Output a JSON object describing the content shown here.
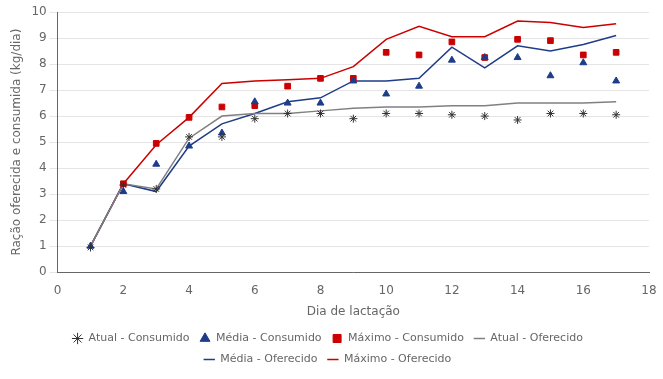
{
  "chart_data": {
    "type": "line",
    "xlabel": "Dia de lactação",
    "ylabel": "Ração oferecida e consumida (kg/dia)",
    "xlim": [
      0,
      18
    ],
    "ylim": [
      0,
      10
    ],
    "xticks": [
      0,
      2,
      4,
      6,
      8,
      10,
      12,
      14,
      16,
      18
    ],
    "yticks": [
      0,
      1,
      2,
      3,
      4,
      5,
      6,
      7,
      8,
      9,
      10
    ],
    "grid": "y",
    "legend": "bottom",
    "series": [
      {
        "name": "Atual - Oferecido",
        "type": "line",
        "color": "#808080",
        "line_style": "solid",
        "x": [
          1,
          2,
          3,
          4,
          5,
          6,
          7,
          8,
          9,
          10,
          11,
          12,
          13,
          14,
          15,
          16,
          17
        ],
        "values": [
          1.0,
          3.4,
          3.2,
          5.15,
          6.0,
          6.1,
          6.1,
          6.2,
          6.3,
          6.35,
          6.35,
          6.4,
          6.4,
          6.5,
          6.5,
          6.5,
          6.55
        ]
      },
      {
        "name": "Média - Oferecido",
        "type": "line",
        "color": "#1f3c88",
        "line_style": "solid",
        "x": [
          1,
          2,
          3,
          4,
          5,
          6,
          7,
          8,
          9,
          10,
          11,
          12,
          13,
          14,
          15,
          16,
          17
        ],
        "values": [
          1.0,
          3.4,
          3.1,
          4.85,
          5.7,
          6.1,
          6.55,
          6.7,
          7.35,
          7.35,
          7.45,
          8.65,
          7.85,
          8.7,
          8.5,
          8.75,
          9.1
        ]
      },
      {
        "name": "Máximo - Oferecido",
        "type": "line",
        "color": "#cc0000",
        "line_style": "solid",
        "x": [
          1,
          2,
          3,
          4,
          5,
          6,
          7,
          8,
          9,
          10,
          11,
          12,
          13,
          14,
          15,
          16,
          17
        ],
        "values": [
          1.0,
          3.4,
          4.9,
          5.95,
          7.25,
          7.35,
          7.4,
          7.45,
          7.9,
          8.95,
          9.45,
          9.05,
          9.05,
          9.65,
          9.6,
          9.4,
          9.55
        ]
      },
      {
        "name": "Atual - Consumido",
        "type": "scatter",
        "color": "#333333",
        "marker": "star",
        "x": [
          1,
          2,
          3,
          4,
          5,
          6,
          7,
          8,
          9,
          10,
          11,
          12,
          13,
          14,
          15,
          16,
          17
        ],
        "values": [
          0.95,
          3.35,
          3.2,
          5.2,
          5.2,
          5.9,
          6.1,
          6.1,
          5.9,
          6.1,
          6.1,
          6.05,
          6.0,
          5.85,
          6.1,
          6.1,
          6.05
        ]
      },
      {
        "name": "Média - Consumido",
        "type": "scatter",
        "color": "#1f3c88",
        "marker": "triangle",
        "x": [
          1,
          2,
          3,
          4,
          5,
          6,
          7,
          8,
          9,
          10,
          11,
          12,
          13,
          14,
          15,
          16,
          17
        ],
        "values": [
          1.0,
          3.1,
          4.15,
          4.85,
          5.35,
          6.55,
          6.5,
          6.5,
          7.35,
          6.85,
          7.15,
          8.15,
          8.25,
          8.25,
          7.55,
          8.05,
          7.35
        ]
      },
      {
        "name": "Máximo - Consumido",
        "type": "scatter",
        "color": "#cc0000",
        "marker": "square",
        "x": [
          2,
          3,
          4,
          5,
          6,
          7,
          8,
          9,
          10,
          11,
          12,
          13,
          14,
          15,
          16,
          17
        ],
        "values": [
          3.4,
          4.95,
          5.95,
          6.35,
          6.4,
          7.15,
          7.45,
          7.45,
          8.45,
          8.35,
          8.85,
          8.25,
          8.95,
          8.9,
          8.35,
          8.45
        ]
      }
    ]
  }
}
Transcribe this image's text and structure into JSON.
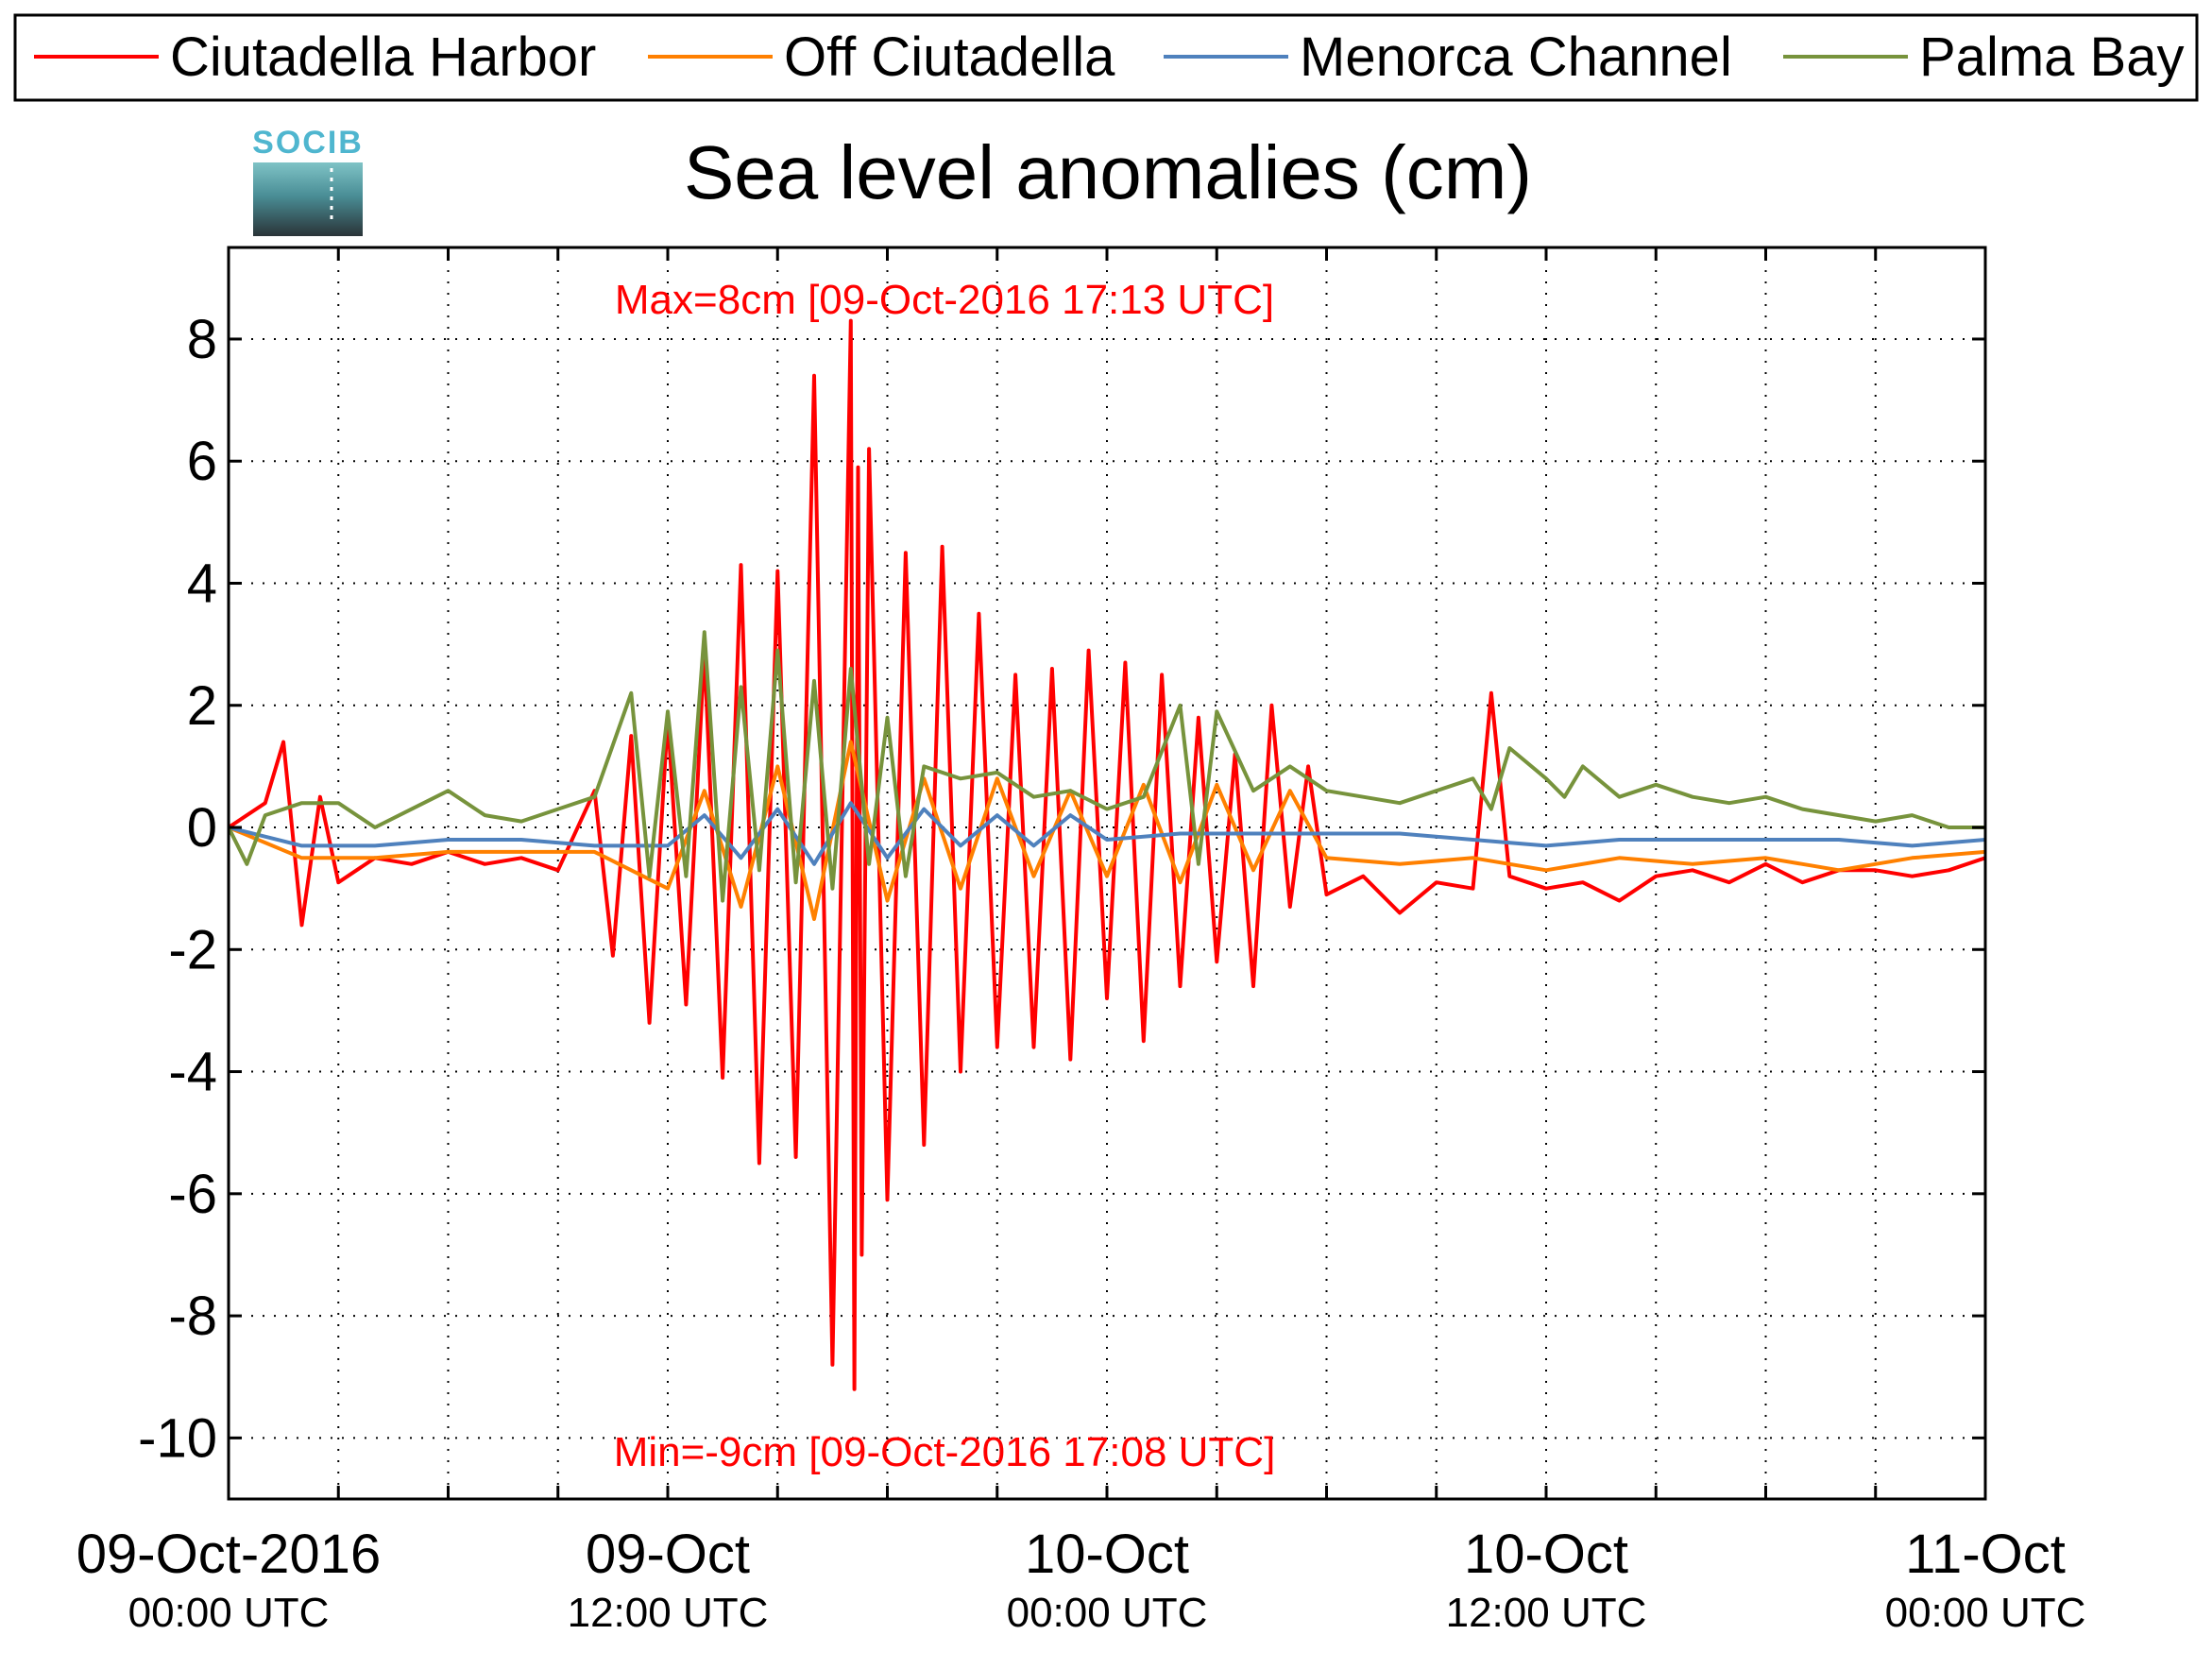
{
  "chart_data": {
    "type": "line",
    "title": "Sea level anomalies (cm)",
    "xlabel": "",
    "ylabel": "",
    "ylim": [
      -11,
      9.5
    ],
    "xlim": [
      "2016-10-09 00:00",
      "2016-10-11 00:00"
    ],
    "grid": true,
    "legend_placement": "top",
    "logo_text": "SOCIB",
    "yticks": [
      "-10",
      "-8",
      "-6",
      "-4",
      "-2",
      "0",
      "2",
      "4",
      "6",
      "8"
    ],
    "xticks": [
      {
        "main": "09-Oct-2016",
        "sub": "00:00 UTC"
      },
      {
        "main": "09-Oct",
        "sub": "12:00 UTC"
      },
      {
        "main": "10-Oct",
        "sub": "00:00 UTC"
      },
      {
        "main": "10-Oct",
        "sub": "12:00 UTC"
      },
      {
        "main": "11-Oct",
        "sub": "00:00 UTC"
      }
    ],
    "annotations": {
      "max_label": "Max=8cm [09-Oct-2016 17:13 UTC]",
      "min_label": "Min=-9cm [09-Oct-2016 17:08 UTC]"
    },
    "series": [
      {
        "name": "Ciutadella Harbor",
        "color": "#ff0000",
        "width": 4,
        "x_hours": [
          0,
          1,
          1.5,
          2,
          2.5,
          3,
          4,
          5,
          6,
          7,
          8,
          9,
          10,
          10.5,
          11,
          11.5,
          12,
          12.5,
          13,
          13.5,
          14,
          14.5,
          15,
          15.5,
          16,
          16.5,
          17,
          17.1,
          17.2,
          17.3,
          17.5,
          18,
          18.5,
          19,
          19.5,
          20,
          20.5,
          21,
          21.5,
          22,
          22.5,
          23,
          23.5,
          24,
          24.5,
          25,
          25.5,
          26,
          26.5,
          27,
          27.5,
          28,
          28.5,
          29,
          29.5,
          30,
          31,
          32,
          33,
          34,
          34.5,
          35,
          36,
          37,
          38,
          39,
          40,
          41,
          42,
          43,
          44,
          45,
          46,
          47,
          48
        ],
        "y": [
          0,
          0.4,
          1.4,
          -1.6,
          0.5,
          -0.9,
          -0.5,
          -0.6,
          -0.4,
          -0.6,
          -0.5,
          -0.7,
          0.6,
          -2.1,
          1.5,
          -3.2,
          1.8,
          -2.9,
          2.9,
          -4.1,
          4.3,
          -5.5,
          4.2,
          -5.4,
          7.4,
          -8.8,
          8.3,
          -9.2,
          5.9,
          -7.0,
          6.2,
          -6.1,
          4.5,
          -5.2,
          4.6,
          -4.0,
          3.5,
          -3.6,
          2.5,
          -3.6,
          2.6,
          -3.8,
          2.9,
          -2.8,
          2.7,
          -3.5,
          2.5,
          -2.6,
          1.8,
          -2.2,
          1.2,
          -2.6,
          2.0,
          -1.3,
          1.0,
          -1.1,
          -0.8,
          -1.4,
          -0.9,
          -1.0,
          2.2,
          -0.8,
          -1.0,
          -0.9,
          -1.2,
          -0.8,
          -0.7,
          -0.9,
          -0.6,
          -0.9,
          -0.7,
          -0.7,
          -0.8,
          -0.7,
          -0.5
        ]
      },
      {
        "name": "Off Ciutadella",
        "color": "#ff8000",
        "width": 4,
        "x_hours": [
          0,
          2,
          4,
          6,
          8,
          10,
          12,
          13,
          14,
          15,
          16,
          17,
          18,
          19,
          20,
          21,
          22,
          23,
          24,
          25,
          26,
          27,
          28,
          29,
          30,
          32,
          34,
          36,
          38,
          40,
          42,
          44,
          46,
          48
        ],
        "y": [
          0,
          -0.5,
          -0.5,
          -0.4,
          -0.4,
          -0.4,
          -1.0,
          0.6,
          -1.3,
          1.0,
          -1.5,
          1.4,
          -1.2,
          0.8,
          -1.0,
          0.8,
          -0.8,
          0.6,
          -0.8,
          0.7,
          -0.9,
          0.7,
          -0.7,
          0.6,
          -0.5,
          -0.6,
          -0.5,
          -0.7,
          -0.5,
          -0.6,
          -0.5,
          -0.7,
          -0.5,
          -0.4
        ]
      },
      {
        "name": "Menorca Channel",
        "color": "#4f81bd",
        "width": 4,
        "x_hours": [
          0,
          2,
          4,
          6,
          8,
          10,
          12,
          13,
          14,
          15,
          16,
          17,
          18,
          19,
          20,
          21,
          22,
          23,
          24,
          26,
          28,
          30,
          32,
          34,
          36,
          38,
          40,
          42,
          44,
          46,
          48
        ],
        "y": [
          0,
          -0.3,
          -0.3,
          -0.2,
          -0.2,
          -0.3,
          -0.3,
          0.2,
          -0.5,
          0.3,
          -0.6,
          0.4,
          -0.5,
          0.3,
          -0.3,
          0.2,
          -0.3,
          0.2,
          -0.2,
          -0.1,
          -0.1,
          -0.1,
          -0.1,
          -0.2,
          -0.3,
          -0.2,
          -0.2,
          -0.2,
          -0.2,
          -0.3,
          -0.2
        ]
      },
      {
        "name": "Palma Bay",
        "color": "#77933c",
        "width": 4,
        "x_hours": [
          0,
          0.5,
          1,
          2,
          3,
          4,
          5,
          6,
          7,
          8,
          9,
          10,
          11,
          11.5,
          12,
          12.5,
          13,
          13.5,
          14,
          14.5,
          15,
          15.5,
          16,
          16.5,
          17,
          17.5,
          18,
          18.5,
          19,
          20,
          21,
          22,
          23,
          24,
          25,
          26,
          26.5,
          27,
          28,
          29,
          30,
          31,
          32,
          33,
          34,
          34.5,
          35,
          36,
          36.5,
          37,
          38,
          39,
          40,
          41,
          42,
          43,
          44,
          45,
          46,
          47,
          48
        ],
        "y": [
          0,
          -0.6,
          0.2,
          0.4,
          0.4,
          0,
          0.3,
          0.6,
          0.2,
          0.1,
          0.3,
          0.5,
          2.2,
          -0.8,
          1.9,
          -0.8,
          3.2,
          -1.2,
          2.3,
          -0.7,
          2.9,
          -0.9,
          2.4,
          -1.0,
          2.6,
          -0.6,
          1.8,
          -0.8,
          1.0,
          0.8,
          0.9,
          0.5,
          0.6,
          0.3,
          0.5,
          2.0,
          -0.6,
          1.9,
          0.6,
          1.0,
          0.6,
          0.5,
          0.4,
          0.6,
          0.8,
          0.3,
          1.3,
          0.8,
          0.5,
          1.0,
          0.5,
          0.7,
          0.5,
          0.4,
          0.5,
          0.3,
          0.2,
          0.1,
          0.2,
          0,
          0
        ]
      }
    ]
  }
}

## WRITTEN TASK
Check each line of the records for the word "ylabel", and show the lines that contain it.

## FULL OUTPUT
    "ylabel": "Ração oferecida e consumida (kg/dia)",
    "ylabel": "",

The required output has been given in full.